## Required task
Reproduce the data exactly and drop any pictures it holds.

......

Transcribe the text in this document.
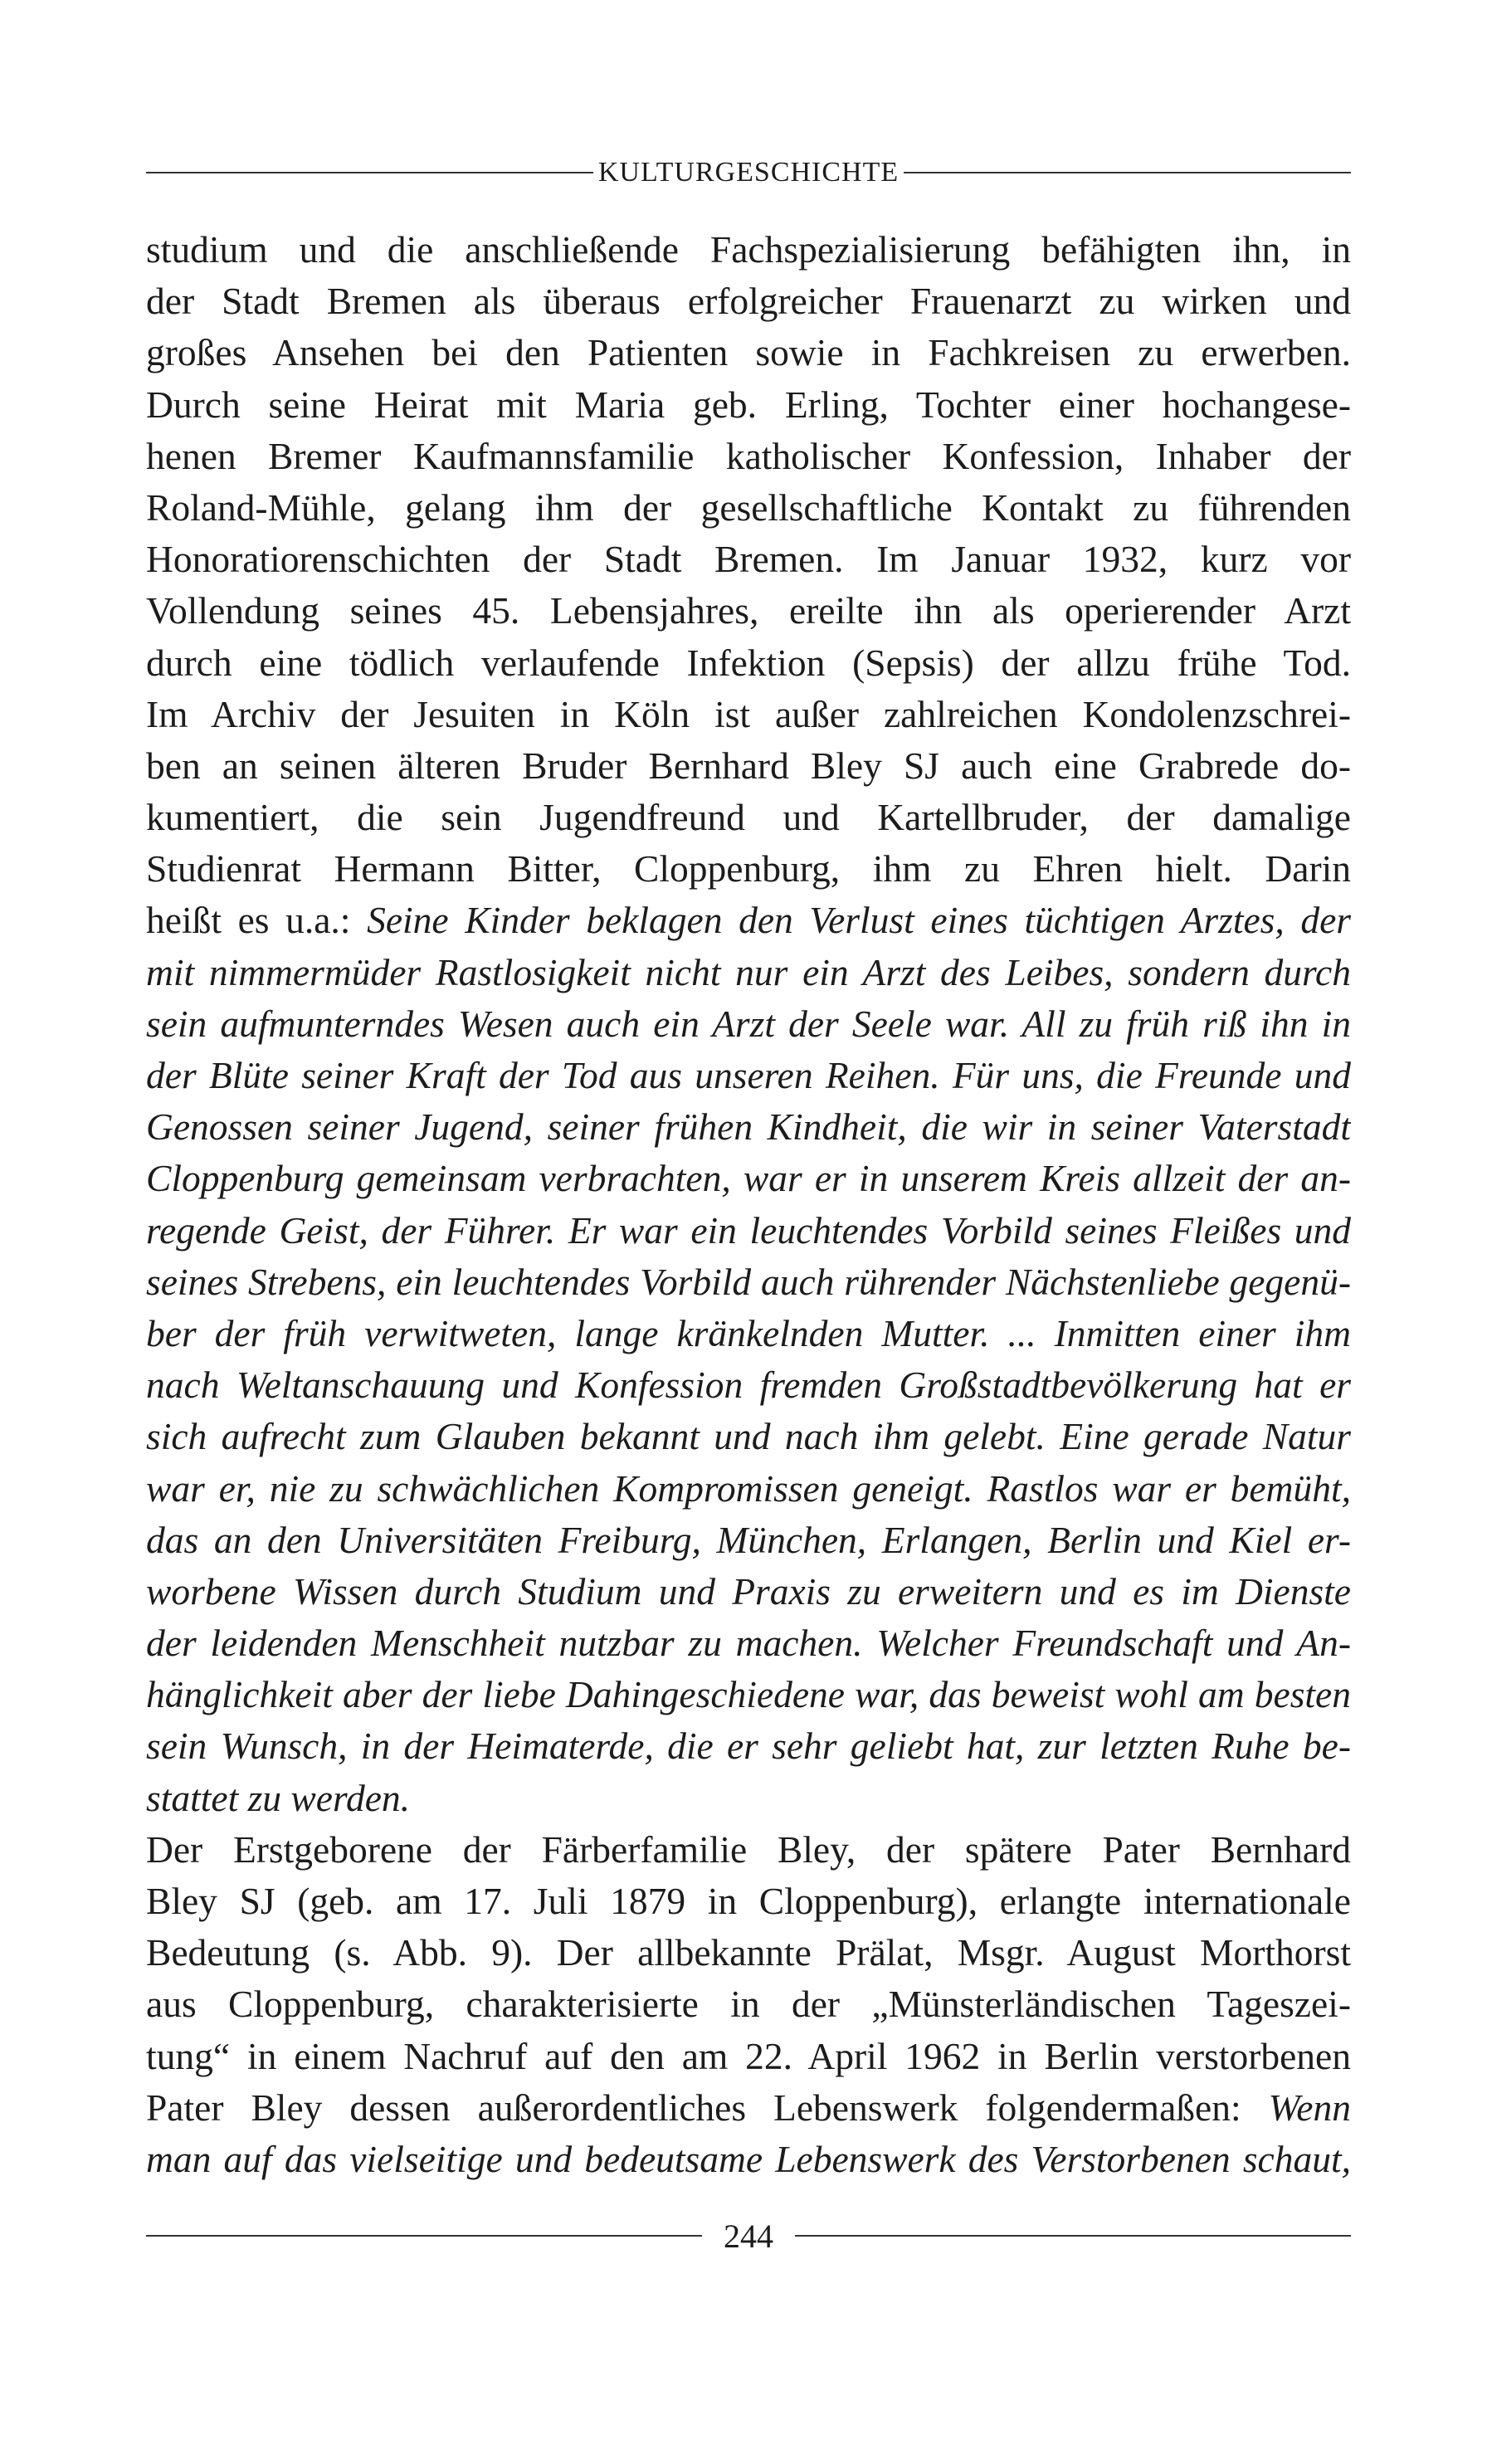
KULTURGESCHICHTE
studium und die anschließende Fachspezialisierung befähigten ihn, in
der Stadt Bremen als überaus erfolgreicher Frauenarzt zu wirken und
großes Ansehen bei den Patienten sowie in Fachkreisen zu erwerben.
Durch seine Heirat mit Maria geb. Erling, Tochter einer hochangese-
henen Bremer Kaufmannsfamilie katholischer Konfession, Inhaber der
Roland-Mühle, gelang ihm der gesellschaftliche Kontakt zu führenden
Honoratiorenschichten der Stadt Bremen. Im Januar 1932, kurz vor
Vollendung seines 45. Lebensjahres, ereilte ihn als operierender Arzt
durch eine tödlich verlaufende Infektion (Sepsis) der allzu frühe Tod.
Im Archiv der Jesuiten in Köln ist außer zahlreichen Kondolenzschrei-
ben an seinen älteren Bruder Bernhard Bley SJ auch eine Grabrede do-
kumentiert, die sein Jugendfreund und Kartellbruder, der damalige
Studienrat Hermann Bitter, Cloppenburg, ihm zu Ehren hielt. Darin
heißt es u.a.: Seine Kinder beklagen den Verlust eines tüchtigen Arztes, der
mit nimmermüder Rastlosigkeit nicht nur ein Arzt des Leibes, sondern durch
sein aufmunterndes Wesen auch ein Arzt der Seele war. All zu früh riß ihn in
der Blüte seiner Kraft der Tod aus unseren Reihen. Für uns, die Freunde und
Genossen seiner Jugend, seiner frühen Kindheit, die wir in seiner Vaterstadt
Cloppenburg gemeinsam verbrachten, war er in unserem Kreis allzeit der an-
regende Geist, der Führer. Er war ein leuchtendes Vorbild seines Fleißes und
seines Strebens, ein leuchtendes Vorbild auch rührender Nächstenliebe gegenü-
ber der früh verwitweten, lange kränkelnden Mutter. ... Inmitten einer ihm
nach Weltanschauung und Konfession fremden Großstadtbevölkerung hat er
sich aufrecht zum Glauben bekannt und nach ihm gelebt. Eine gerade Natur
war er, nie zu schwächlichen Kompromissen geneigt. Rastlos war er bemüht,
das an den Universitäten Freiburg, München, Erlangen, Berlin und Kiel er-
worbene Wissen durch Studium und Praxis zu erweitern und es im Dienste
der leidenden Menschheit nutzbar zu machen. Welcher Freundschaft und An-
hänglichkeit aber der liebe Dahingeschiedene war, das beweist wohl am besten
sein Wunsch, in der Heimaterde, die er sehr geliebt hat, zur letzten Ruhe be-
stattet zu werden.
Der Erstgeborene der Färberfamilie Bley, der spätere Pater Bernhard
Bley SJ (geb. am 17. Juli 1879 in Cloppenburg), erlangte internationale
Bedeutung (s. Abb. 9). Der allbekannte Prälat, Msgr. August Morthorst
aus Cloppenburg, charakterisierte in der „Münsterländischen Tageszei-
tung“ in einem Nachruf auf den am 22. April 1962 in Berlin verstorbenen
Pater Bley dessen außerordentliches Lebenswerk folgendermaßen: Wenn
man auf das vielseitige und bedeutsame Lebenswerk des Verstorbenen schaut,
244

......

## Exercise solution
Transcribe the text in this document.
KULTURGESCHICHTE
studium und die anschließende Fachspezialisierung befähigten ihn, in
der Stadt Bremen als überaus erfolgreicher Frauenarzt zu wirken und
großes Ansehen bei den Patienten sowie in Fachkreisen zu erwerben.
Durch seine Heirat mit Maria geb. Erling, Tochter einer hochangese-
henen Bremer Kaufmannsfamilie katholischer Konfession, Inhaber der
Roland-Mühle, gelang ihm der gesellschaftliche Kontakt zu führenden
Honoratiorenschichten der Stadt Bremen. Im Januar 1932, kurz vor
Vollendung seines 45. Lebensjahres, ereilte ihn als operierender Arzt
durch eine tödlich verlaufende Infektion (Sepsis) der allzu frühe Tod.
Im Archiv der Jesuiten in Köln ist außer zahlreichen Kondolenzschrei-
ben an seinen älteren Bruder Bernhard Bley SJ auch eine Grabrede do-
kumentiert, die sein Jugendfreund und Kartellbruder, der damalige
Studienrat Hermann Bitter, Cloppenburg, ihm zu Ehren hielt. Darin
heißt es u.a.: Seine Kinder beklagen den Verlust eines tüchtigen Arztes, der
mit nimmermüder Rastlosigkeit nicht nur ein Arzt des Leibes, sondern durch
sein aufmunterndes Wesen auch ein Arzt der Seele war. All zu früh riß ihn in
der Blüte seiner Kraft der Tod aus unseren Reihen. Für uns, die Freunde und
Genossen seiner Jugend, seiner frühen Kindheit, die wir in seiner Vaterstadt
Cloppenburg gemeinsam verbrachten, war er in unserem Kreis allzeit der an-
regende Geist, der Führer. Er war ein leuchtendes Vorbild seines Fleißes und
seines Strebens, ein leuchtendes Vorbild auch rührender Nächstenliebe gegenü-
ber der früh verwitweten, lange kränkelnden Mutter. ... Inmitten einer ihm
nach Weltanschauung und Konfession fremden Großstadtbevölkerung hat er
sich aufrecht zum Glauben bekannt und nach ihm gelebt. Eine gerade Natur
war er, nie zu schwächlichen Kompromissen geneigt. Rastlos war er bemüht,
das an den Universitäten Freiburg, München, Erlangen, Berlin und Kiel er-
worbene Wissen durch Studium und Praxis zu erweitern und es im Dienste
der leidenden Menschheit nutzbar zu machen. Welcher Freundschaft und An-
hänglichkeit aber der liebe Dahingeschiedene war, das beweist wohl am besten
sein Wunsch, in der Heimaterde, die er sehr geliebt hat, zur letzten Ruhe be-
stattet zu werden.
Der Erstgeborene der Färberfamilie Bley, der spätere Pater Bernhard
Bley SJ (geb. am 17. Juli 1879 in Cloppenburg), erlangte internationale
Bedeutung (s. Abb. 9). Der allbekannte Prälat, Msgr. August Morthorst
aus Cloppenburg, charakterisierte in der „Münsterländischen Tageszei-
tung“ in einem Nachruf auf den am 22. April 1962 in Berlin verstorbenen
Pater Bley dessen außerordentliches Lebenswerk folgendermaßen: Wenn
man auf das vielseitige und bedeutsame Lebenswerk des Verstorbenen schaut,
244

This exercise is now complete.